### What is needed
Pull out every line of the listing below where "Přehled" appears.

-*-*-

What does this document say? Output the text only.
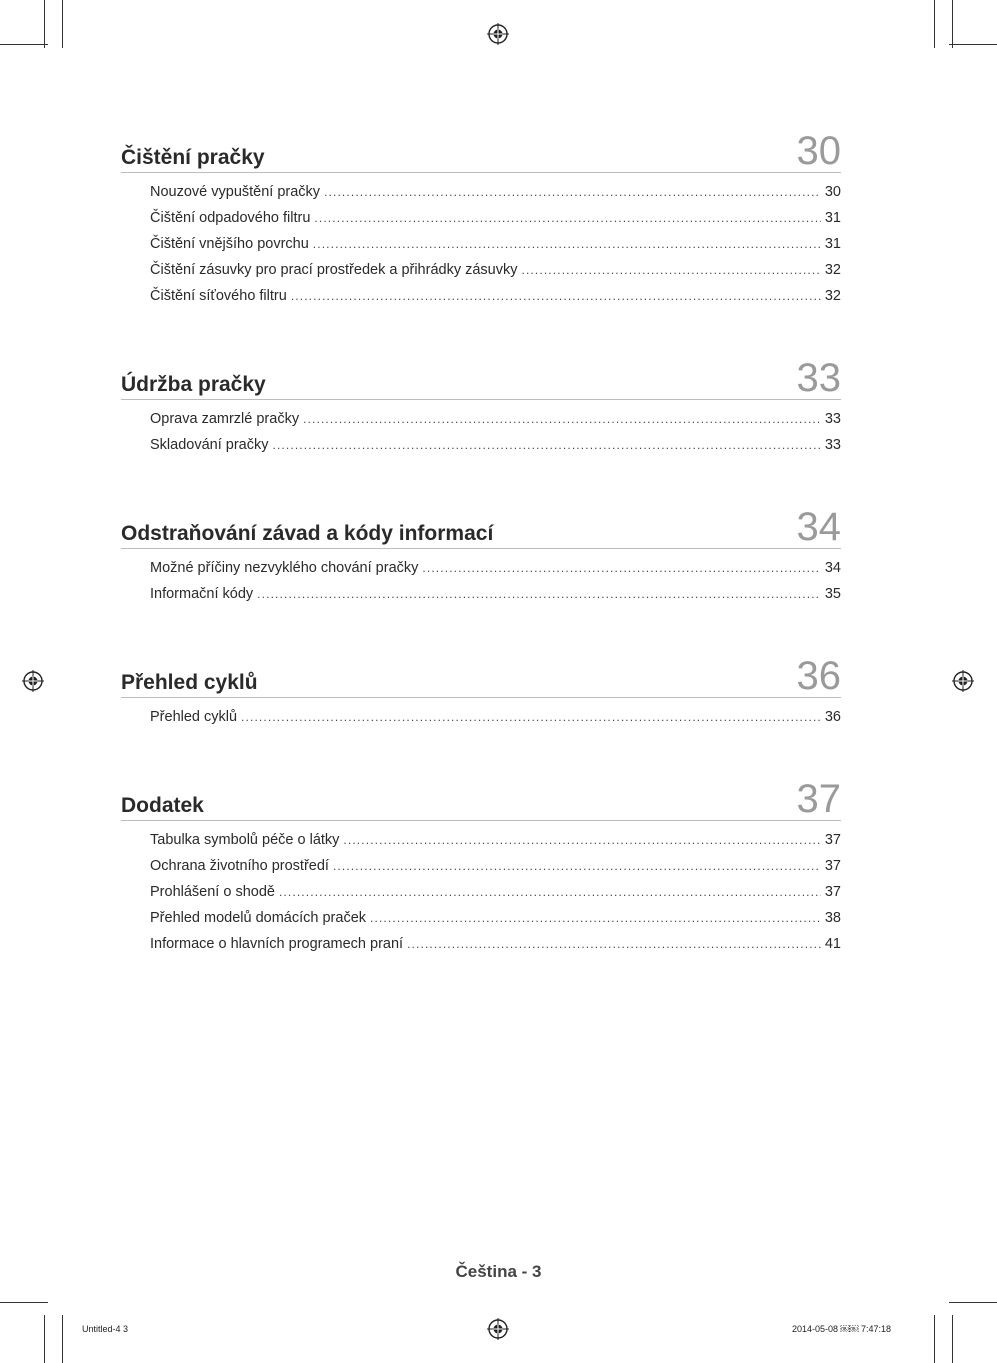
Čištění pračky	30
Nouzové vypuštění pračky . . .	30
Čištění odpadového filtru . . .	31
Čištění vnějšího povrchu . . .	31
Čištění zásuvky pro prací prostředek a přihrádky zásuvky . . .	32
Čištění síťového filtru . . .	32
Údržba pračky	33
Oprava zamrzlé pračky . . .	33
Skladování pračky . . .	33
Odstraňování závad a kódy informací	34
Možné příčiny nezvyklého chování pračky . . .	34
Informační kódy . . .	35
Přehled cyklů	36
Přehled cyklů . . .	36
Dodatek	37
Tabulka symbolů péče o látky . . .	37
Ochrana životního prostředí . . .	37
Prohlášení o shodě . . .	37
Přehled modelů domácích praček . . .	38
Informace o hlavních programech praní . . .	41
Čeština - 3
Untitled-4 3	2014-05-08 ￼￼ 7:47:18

-*-*-

### Response to the exercise
Přehled cyklů	36
Přehled cyklů . . .	36
Přehled modelů domácích praček . . .	38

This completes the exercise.